### Requirement
Output the lines from the first one through the line containing "data-point-0-83-0-90: [1136, 1004, 1177, 1045]", both included, with no changes.

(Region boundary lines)
--- Begin ---

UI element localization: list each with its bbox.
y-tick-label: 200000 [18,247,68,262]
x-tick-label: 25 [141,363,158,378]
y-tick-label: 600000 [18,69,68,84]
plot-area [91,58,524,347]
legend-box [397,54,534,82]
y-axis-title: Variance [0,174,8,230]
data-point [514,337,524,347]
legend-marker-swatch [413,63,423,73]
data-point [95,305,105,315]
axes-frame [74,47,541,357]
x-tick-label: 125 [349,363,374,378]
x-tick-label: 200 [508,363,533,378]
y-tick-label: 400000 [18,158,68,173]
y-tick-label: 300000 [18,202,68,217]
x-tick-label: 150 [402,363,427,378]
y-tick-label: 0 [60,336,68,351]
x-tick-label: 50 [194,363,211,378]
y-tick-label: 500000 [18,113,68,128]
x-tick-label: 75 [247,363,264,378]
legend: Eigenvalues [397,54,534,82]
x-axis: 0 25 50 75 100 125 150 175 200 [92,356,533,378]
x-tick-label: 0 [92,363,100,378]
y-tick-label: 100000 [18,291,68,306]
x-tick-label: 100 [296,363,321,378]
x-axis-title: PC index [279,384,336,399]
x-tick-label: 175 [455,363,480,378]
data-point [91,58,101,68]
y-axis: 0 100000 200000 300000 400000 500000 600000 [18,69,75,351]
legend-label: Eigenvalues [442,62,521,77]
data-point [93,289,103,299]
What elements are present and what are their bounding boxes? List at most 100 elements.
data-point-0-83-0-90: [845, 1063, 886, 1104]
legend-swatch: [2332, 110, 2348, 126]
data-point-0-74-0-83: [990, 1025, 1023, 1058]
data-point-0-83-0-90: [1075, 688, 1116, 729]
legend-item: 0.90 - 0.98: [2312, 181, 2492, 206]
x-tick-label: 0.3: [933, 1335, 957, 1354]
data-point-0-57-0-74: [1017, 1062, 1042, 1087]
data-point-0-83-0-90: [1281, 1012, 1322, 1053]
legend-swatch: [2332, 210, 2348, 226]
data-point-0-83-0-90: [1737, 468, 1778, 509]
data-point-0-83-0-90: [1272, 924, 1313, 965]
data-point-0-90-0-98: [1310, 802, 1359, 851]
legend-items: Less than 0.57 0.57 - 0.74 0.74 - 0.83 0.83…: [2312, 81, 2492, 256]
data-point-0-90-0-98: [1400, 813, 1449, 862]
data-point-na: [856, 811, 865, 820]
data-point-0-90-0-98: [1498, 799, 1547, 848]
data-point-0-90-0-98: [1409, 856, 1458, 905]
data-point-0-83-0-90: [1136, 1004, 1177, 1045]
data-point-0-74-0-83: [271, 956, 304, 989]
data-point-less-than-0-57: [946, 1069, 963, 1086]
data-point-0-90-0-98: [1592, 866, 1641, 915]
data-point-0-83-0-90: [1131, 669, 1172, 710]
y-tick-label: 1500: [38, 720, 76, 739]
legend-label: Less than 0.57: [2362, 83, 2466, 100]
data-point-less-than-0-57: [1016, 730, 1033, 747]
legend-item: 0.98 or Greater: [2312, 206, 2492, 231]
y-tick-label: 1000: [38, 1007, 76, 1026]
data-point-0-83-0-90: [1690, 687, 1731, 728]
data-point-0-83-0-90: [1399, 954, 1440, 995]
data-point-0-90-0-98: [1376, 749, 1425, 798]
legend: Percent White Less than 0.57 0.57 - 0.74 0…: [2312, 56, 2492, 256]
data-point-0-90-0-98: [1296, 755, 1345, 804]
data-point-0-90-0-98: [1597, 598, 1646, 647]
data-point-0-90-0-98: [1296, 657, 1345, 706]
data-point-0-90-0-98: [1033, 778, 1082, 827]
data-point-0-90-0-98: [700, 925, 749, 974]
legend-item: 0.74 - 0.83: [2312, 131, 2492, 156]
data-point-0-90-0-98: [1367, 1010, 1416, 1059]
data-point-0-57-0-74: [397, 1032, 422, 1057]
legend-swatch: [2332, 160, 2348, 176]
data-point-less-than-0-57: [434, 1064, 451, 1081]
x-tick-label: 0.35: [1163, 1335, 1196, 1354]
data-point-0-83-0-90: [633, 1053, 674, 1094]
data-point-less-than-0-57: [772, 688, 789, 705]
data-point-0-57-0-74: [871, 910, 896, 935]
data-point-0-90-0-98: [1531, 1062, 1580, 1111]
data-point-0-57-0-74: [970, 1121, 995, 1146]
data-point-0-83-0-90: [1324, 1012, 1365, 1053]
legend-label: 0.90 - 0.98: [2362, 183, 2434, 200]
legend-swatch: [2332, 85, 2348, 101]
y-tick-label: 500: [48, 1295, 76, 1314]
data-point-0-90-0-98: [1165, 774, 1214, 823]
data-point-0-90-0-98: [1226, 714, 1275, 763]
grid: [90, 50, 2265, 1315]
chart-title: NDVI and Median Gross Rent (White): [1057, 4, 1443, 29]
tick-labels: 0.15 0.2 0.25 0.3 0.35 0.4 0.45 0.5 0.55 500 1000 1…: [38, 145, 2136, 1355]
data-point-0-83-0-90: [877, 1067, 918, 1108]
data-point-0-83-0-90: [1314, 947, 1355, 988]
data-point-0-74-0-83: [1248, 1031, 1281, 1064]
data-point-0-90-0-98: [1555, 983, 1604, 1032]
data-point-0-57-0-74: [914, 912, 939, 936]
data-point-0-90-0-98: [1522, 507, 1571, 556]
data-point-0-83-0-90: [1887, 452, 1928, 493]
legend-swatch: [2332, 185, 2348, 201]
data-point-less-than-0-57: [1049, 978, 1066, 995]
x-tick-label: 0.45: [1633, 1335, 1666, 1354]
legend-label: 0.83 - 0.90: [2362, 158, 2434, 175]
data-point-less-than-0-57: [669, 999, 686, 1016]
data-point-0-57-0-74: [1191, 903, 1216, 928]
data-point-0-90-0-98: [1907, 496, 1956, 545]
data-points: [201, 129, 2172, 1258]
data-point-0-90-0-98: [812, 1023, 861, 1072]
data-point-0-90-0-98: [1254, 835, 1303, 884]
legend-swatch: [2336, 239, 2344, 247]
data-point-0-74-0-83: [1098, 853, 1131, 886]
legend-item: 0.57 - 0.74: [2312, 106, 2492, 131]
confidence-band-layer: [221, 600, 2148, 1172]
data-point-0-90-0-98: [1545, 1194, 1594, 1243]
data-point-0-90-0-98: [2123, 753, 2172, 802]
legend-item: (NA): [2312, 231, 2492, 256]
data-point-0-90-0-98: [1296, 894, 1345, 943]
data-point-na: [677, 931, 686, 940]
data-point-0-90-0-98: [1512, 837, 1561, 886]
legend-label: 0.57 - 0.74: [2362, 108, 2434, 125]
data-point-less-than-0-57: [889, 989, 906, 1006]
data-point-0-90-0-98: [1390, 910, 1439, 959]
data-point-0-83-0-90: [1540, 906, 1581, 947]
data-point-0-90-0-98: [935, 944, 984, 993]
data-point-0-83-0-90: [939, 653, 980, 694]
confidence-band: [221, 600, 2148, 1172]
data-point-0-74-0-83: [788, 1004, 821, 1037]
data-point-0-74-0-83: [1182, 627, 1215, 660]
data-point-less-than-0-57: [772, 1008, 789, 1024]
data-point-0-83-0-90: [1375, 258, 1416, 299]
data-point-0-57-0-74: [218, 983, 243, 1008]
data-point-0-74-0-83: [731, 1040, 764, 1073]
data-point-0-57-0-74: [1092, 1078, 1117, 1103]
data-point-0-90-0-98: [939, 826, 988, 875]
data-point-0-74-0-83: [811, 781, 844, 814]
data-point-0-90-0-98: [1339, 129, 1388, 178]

--- End ---

### Exercise answer
UI element localization: list each with its bbox.
y-tick-label: 200000 [18,247,68,262]
x-tick-label: 25 [141,363,158,378]
y-tick-label: 600000 [18,69,68,84]
plot-area [91,58,524,347]
legend-box [397,54,534,82]
y-axis-title: Variance [0,174,8,230]
data-point [514,337,524,347]
legend-marker-swatch [413,63,423,73]
data-point [95,305,105,315]
axes-frame [74,47,541,357]
x-tick-label: 125 [349,363,374,378]
x-tick-label: 200 [508,363,533,378]
y-tick-label: 400000 [18,158,68,173]
y-tick-label: 300000 [18,202,68,217]
x-tick-label: 150 [402,363,427,378]
y-tick-label: 0 [60,336,68,351]
x-tick-label: 50 [194,363,211,378]
y-tick-label: 500000 [18,113,68,128]
x-tick-label: 75 [247,363,264,378]
legend: Eigenvalues [397,54,534,82]
x-axis: 0 25 50 75 100 125 150 175 200 [92,356,533,378]
x-tick-label: 0 [92,363,100,378]
y-tick-label: 100000 [18,291,68,306]
x-tick-label: 100 [296,363,321,378]
x-axis-title: PC index [279,384,336,399]
x-tick-label: 175 [455,363,480,378]
data-point [91,58,101,68]
y-axis: 0 100000 200000 300000 400000 500000 600000 [18,69,75,351]
legend-label: Eigenvalues [442,62,521,77]
data-point [93,289,103,299]
What elements are present and what are their bounding boxes? List at most 100 elements.
data-point-0-83-0-90: [845, 1063, 886, 1104]
legend-swatch: [2332, 110, 2348, 126]
data-point-0-74-0-83: [990, 1025, 1023, 1058]
data-point-0-83-0-90: [1075, 688, 1116, 729]
legend-item: 0.90 - 0.98: [2312, 181, 2492, 206]
x-tick-label: 0.3: [933, 1335, 957, 1354]
data-point-0-57-0-74: [1017, 1062, 1042, 1087]
data-point-0-83-0-90: [1281, 1012, 1322, 1053]
legend-swatch: [2332, 210, 2348, 226]
data-point-0-83-0-90: [1737, 468, 1778, 509]
data-point-0-83-0-90: [1272, 924, 1313, 965]
data-point-0-90-0-98: [1310, 802, 1359, 851]
legend-items: Less than 0.57 0.57 - 0.74 0.74 - 0.83 0.83…: [2312, 81, 2492, 256]
data-point-0-90-0-98: [1400, 813, 1449, 862]
data-point-na: [856, 811, 865, 820]
data-point-0-90-0-98: [1498, 799, 1547, 848]
data-point-0-90-0-98: [1409, 856, 1458, 905]
data-point-0-83-0-90: [1136, 1004, 1177, 1045]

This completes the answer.